BRIEF » Work through the data below line by line and say how many lines hold "أخرى"; give only the number.

* start DATA FOR THIS EXERCISE *

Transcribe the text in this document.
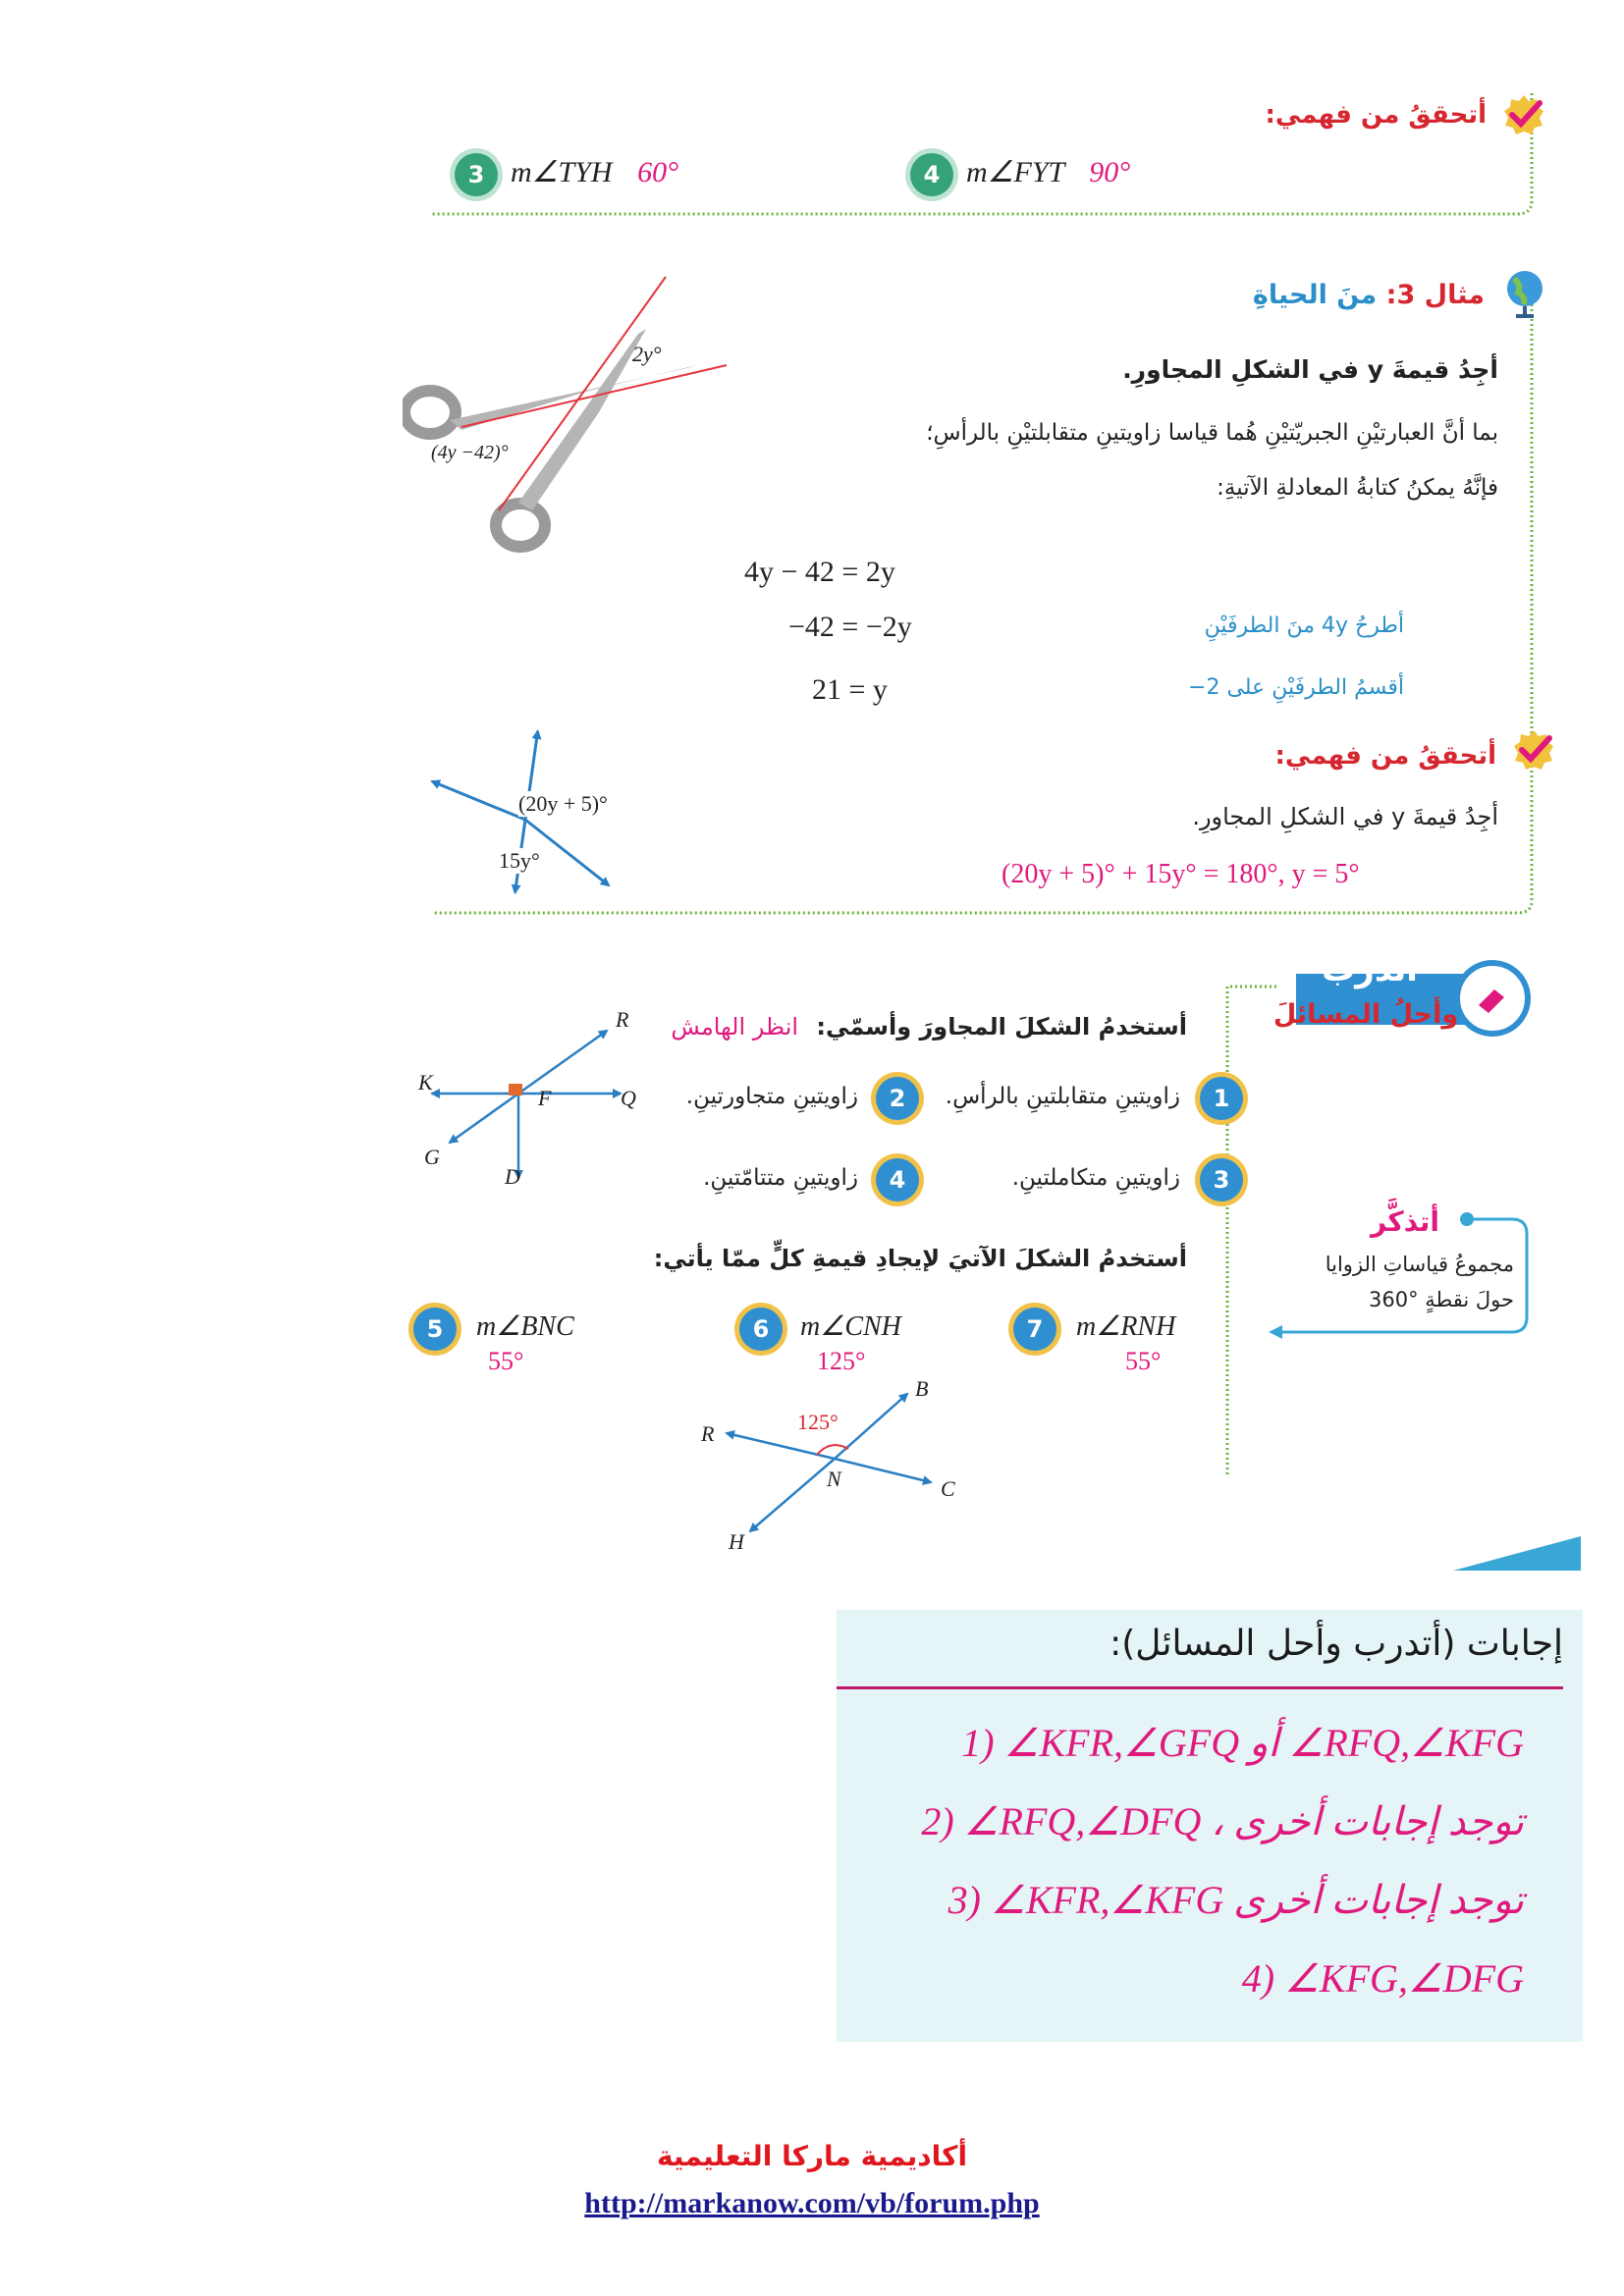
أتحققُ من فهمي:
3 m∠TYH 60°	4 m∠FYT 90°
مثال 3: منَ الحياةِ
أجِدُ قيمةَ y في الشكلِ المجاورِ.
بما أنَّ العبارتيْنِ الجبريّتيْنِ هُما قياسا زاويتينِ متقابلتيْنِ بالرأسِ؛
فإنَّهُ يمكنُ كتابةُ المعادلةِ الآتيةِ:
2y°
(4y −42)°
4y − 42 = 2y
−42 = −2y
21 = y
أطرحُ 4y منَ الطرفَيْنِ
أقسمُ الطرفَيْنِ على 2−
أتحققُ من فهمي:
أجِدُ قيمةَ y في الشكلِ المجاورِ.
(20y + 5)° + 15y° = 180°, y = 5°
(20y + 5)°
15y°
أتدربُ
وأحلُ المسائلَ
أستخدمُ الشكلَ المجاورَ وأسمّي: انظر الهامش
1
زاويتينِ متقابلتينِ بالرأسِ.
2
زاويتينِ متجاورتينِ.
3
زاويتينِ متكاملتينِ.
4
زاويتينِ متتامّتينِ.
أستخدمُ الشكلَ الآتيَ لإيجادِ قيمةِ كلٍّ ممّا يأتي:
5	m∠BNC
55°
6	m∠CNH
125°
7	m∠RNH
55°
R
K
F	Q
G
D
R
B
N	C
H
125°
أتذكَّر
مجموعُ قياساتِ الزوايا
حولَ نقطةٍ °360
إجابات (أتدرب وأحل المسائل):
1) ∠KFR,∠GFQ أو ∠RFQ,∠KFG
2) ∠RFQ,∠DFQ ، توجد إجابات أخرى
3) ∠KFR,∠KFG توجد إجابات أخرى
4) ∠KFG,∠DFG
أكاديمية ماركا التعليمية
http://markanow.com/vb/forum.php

* end DATA FOR THIS EXERCISE *

ANSWER TO THIS PROBLEM » 2